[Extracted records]
____
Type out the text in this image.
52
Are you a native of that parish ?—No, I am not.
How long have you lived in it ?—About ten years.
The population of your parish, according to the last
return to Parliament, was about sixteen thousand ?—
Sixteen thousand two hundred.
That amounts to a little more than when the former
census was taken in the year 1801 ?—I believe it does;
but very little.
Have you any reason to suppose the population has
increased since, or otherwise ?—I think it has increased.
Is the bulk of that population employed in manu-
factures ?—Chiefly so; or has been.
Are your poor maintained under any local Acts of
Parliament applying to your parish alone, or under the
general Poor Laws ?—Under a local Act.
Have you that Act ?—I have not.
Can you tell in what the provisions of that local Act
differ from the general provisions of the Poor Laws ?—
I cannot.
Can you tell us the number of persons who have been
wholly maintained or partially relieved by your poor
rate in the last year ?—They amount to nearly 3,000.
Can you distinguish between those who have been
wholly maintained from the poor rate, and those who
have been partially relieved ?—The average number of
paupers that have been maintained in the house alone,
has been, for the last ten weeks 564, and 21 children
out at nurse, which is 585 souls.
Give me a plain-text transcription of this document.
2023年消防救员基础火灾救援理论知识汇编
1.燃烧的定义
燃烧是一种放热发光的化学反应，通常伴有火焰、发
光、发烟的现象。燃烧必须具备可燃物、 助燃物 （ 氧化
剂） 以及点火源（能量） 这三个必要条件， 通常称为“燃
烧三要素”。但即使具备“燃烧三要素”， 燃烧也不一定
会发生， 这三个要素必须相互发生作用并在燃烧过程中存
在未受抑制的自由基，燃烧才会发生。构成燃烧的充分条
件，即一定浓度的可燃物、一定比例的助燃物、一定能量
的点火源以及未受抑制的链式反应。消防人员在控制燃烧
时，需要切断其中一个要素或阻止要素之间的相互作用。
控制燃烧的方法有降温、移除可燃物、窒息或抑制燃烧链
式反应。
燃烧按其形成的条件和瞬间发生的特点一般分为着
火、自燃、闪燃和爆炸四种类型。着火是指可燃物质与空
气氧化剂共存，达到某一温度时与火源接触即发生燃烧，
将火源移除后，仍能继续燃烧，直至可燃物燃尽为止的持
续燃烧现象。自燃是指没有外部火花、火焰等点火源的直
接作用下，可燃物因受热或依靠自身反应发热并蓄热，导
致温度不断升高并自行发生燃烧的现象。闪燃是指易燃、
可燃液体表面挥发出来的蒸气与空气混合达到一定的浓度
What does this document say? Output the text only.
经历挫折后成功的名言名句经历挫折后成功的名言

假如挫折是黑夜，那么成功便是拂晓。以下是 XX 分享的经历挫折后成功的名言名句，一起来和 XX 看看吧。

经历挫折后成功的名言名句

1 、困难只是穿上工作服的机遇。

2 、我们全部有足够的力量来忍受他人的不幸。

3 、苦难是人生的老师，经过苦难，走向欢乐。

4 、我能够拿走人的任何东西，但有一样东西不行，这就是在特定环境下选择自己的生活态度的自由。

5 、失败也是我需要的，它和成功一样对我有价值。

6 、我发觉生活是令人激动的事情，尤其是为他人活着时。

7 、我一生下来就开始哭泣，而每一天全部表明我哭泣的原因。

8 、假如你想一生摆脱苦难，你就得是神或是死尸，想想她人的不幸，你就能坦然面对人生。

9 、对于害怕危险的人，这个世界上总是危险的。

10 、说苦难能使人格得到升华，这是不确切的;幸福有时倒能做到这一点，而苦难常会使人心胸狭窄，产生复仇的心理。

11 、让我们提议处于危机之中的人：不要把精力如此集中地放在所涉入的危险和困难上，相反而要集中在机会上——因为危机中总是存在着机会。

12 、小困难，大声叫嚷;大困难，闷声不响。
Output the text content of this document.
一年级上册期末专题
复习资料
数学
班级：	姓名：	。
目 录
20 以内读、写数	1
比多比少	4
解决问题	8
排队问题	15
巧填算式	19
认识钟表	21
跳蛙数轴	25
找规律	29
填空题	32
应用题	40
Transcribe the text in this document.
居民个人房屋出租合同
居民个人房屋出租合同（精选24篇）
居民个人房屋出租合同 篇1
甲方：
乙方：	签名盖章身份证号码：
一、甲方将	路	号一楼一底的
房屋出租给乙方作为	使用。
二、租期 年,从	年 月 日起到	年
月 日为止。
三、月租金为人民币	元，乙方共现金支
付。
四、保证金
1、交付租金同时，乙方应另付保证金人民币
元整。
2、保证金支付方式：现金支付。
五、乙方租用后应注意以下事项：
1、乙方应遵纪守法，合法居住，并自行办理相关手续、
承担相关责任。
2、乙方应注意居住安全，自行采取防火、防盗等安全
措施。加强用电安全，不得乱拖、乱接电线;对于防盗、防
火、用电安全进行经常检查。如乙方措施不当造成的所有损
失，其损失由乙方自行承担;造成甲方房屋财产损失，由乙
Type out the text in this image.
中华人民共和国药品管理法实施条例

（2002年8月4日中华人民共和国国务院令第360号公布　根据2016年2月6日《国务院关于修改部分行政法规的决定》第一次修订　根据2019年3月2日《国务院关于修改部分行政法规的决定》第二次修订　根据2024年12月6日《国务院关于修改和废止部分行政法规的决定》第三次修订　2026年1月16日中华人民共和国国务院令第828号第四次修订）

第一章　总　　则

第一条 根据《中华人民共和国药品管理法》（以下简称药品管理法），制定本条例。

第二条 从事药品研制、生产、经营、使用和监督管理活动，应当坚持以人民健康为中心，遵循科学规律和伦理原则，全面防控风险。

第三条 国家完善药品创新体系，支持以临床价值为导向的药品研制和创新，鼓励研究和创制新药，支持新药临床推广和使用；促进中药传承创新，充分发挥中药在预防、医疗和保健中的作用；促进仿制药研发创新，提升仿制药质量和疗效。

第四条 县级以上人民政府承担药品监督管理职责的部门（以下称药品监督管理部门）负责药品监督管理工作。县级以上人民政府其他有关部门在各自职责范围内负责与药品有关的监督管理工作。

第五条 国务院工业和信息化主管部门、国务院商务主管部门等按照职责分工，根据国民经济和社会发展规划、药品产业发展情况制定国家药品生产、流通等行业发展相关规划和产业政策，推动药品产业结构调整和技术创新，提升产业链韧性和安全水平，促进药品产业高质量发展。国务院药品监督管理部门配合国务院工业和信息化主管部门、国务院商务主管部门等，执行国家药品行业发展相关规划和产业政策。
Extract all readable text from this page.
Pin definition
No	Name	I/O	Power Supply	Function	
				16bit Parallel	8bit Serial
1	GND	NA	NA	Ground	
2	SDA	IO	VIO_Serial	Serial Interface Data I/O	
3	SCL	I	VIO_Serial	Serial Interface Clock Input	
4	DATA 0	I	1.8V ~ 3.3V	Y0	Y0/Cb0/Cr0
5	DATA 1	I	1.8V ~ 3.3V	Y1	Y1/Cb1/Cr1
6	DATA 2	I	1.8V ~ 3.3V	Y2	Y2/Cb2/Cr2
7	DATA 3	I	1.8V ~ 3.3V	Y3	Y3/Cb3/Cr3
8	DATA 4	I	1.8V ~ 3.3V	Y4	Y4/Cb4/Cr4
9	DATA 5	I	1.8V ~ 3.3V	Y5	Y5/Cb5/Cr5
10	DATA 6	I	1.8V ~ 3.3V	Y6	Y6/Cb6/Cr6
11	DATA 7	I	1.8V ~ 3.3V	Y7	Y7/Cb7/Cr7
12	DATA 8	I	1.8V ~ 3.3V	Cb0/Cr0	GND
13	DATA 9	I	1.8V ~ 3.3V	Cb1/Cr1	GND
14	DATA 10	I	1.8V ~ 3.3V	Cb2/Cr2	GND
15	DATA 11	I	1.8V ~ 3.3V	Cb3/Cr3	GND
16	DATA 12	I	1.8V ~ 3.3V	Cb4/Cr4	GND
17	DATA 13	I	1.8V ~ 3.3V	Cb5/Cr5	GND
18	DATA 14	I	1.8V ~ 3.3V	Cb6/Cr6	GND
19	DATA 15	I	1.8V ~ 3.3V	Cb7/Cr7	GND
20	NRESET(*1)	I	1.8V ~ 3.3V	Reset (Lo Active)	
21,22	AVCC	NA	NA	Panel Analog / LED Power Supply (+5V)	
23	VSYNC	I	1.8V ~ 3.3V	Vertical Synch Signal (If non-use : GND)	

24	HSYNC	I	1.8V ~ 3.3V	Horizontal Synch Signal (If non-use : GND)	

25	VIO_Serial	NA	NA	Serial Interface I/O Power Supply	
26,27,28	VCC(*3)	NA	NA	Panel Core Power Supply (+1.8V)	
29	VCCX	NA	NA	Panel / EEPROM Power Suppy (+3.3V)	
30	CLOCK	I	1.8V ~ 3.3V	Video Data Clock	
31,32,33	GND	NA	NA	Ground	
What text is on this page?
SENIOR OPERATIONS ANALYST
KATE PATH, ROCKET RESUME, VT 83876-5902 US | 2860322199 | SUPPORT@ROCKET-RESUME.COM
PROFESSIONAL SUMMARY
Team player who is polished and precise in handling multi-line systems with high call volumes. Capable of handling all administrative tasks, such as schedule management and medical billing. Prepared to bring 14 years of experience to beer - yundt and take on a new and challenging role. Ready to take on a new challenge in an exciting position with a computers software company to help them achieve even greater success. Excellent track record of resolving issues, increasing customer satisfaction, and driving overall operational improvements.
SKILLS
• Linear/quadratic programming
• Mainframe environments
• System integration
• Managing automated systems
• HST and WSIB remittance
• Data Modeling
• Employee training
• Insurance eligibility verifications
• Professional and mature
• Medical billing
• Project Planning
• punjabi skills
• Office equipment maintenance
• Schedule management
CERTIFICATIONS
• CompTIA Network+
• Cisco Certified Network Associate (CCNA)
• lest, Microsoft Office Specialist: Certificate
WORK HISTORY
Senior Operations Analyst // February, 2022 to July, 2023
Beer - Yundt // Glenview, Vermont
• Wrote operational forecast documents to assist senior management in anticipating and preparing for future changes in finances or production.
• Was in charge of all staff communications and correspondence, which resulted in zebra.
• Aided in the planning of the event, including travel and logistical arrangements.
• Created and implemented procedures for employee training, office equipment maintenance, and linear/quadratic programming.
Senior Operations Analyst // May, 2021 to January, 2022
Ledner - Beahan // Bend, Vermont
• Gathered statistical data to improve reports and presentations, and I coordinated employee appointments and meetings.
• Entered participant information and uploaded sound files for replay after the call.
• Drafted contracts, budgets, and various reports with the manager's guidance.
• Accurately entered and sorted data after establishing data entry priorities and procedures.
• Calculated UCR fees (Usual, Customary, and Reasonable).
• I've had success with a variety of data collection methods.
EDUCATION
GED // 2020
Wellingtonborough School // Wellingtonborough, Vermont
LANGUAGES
____
What is required
Looking back at the lines above, state how many contain the word "Ground", and supply nothing besides the number.

Answer below
2